---------- DATA FOR THIS EXERCISE ----------

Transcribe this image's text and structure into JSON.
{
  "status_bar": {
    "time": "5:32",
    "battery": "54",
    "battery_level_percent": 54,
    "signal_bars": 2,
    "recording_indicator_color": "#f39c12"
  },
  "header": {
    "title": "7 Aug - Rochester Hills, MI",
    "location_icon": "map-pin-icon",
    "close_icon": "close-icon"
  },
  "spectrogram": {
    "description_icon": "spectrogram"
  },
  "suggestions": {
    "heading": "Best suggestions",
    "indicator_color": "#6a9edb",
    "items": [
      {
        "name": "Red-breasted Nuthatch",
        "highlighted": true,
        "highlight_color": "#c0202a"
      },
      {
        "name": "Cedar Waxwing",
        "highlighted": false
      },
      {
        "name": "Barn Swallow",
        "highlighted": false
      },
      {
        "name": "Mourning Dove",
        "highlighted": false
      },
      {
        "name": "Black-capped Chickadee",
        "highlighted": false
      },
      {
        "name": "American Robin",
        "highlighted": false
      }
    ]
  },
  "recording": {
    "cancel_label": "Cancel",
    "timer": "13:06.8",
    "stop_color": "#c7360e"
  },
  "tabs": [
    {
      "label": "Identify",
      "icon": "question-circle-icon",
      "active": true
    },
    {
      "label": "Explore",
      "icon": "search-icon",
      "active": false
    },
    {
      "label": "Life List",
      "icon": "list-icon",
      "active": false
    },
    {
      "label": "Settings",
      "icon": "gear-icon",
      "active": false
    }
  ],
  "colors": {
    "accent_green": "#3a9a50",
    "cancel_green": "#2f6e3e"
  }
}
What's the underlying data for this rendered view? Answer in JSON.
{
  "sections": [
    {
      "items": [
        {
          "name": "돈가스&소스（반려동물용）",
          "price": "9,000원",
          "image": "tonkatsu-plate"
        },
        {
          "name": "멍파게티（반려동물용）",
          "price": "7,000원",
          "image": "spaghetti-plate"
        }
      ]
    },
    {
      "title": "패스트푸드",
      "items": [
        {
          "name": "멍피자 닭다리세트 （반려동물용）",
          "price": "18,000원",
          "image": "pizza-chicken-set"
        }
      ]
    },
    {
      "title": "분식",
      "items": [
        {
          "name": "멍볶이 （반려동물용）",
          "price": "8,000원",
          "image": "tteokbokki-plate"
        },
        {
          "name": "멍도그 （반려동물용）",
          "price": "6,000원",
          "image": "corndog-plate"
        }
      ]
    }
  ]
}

----------

## BRIEF
Using the listing above, show each line holding the string "JSON".

## SOLUTION TO THIS TASK
Transcribe this image's text and structure into JSON.
What's the underlying data for this rendered view? Answer in JSON.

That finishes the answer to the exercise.